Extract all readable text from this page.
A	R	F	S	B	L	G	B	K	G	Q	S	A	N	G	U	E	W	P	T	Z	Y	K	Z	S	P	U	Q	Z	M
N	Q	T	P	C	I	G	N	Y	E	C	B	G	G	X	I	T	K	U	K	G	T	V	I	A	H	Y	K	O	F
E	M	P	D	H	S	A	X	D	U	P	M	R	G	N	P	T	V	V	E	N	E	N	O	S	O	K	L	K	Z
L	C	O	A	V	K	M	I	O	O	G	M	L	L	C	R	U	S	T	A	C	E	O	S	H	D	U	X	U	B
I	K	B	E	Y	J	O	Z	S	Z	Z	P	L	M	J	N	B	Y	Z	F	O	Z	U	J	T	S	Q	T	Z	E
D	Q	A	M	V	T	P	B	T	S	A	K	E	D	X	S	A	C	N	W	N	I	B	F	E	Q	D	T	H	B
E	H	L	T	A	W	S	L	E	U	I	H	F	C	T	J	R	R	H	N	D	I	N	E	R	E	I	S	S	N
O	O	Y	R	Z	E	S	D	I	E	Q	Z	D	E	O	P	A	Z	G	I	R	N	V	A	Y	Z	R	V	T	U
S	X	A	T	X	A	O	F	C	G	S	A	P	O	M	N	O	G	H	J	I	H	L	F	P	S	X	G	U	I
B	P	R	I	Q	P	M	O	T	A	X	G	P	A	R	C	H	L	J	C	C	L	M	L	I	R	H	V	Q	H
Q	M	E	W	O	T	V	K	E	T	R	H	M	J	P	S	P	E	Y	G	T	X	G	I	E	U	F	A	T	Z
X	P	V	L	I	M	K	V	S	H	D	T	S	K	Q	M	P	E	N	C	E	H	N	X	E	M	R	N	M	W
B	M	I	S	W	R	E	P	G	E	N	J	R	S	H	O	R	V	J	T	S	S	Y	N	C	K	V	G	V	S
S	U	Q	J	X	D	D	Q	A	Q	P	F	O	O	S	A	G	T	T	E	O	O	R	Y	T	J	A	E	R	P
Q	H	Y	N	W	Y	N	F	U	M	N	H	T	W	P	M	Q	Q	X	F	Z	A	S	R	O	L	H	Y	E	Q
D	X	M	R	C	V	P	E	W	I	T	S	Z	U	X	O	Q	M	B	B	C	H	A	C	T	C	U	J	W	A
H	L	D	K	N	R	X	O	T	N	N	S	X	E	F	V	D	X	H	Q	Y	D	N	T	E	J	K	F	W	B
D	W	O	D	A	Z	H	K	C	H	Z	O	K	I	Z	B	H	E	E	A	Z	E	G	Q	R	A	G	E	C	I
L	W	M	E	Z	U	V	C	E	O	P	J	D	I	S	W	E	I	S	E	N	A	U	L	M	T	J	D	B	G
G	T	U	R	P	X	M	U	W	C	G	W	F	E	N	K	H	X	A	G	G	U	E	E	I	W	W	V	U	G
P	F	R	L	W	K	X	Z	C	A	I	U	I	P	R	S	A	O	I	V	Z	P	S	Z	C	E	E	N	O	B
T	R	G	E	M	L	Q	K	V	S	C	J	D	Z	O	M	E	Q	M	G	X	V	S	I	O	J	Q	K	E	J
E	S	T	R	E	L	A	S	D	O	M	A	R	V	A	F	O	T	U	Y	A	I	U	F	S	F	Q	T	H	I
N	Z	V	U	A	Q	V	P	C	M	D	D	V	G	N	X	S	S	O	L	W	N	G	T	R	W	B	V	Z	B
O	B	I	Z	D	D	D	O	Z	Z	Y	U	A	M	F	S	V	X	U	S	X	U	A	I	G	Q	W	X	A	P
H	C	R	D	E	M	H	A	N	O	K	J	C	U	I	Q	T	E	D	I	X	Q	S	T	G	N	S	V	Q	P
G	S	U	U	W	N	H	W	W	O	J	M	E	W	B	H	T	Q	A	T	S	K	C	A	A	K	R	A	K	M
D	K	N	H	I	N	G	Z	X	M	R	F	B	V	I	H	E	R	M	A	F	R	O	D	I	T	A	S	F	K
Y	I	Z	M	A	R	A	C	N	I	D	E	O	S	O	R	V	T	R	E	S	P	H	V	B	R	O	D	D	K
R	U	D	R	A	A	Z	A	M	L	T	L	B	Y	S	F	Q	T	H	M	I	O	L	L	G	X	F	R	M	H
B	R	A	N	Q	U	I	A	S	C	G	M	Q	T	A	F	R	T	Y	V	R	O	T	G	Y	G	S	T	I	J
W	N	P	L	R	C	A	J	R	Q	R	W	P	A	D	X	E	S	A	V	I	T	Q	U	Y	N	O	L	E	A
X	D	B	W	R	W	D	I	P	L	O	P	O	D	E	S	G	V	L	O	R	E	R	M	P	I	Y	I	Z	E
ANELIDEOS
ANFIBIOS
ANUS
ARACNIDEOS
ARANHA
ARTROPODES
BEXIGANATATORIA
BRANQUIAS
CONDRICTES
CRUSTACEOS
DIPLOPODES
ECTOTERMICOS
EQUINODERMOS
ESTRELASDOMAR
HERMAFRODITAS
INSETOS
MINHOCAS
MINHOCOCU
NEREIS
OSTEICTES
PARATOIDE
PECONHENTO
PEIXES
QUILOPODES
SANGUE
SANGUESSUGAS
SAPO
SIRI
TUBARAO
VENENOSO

------------

(Your task) Repeat every line of the data, exactly and in full.

(Task solution)
Extract all readable text from this page.
A	R	F	S	B	L	G	B	K	G	Q	S	A	N	G	U	E	W	P	T	Z	Y	K	Z	S	P	U	Q	Z	M
N	Q	T	P	C	I	G	N	Y	E	C	B	G	G	X	I	T	K	U	K	G	T	V	I	A	H	Y	K	O	F
E	M	P	D	H	S	A	X	D	U	P	M	R	G	N	P	T	V	V	E	N	E	N	O	S	O	K	L	K	Z
L	C	O	A	V	K	M	I	O	O	G	M	L	L	C	R	U	S	T	A	C	E	O	S	H	D	U	X	U	B
I	K	B	E	Y	J	O	Z	S	Z	Z	P	L	M	J	N	B	Y	Z	F	O	Z	U	J	T	S	Q	T	Z	E
D	Q	A	M	V	T	P	B	T	S	A	K	E	D	X	S	A	C	N	W	N	I	B	F	E	Q	D	T	H	B
E	H	L	T	A	W	S	L	E	U	I	H	F	C	T	J	R	R	H	N	D	I	N	E	R	E	I	S	S	N
O	O	Y	R	Z	E	S	D	I	E	Q	Z	D	E	O	P	A	Z	G	I	R	N	V	A	Y	Z	R	V	T	U
S	X	A	T	X	A	O	F	C	G	S	A	P	O	M	N	O	G	H	J	I	H	L	F	P	S	X	G	U	I
B	P	R	I	Q	P	M	O	T	A	X	G	P	A	R	C	H	L	J	C	C	L	M	L	I	R	H	V	Q	H
Q	M	E	W	O	T	V	K	E	T	R	H	M	J	P	S	P	E	Y	G	T	X	G	I	E	U	F	A	T	Z
X	P	V	L	I	M	K	V	S	H	D	T	S	K	Q	M	P	E	N	C	E	H	N	X	E	M	R	N	M	W
B	M	I	S	W	R	E	P	G	E	N	J	R	S	H	O	R	V	J	T	S	S	Y	N	C	K	V	G	V	S
S	U	Q	J	X	D	D	Q	A	Q	P	F	O	O	S	A	G	T	T	E	O	O	R	Y	T	J	A	E	R	P
Q	H	Y	N	W	Y	N	F	U	M	N	H	T	W	P	M	Q	Q	X	F	Z	A	S	R	O	L	H	Y	E	Q
D	X	M	R	C	V	P	E	W	I	T	S	Z	U	X	O	Q	M	B	B	C	H	A	C	T	C	U	J	W	A
H	L	D	K	N	R	X	O	T	N	N	S	X	E	F	V	D	X	H	Q	Y	D	N	T	E	J	K	F	W	B
D	W	O	D	A	Z	H	K	C	H	Z	O	K	I	Z	B	H	E	E	A	Z	E	G	Q	R	A	G	E	C	I
L	W	M	E	Z	U	V	C	E	O	P	J	D	I	S	W	E	I	S	E	N	A	U	L	M	T	J	D	B	G
G	T	U	R	P	X	M	U	W	C	G	W	F	E	N	K	H	X	A	G	G	U	E	E	I	W	W	V	U	G
P	F	R	L	W	K	X	Z	C	A	I	U	I	P	R	S	A	O	I	V	Z	P	S	Z	C	E	E	N	O	B
T	R	G	E	M	L	Q	K	V	S	C	J	D	Z	O	M	E	Q	M	G	X	V	S	I	O	J	Q	K	E	J
E	S	T	R	E	L	A	S	D	O	M	A	R	V	A	F	O	T	U	Y	A	I	U	F	S	F	Q	T	H	I
N	Z	V	U	A	Q	V	P	C	M	D	D	V	G	N	X	S	S	O	L	W	N	G	T	R	W	B	V	Z	B
O	B	I	Z	D	D	D	O	Z	Z	Y	U	A	M	F	S	V	X	U	S	X	U	A	I	G	Q	W	X	A	P
H	C	R	D	E	M	H	A	N	O	K	J	C	U	I	Q	T	E	D	I	X	Q	S	T	G	N	S	V	Q	P
G	S	U	U	W	N	H	W	W	O	J	M	E	W	B	H	T	Q	A	T	S	K	C	A	A	K	R	A	K	M
D	K	N	H	I	N	G	Z	X	M	R	F	B	V	I	H	E	R	M	A	F	R	O	D	I	T	A	S	F	K
Y	I	Z	M	A	R	A	C	N	I	D	E	O	S	O	R	V	T	R	E	S	P	H	V	B	R	O	D	D	K
R	U	D	R	A	A	Z	A	M	L	T	L	B	Y	S	F	Q	T	H	M	I	O	L	L	G	X	F	R	M	H
B	R	A	N	Q	U	I	A	S	C	G	M	Q	T	A	F	R	T	Y	V	R	O	T	G	Y	G	S	T	I	J
W	N	P	L	R	C	A	J	R	Q	R	W	P	A	D	X	E	S	A	V	I	T	Q	U	Y	N	O	L	E	A
X	D	B	W	R	W	D	I	P	L	O	P	O	D	E	S	G	V	L	O	R	E	R	M	P	I	Y	I	Z	E
ANELIDEOS
ANFIBIOS
ANUS
ARACNIDEOS
ARANHA
ARTROPODES
BEXIGANATATORIA
BRANQUIAS
CONDRICTES
CRUSTACEOS
DIPLOPODES
ECTOTERMICOS
EQUINODERMOS
ESTRELASDOMAR
HERMAFRODITAS
INSETOS
MINHOCAS
MINHOCOCU
NEREIS
OSTEICTES
PARATOIDE
PECONHENTO
PEIXES
QUILOPODES
SANGUE
SANGUESSUGAS
SAPO
SIRI
TUBARAO
VENENOSO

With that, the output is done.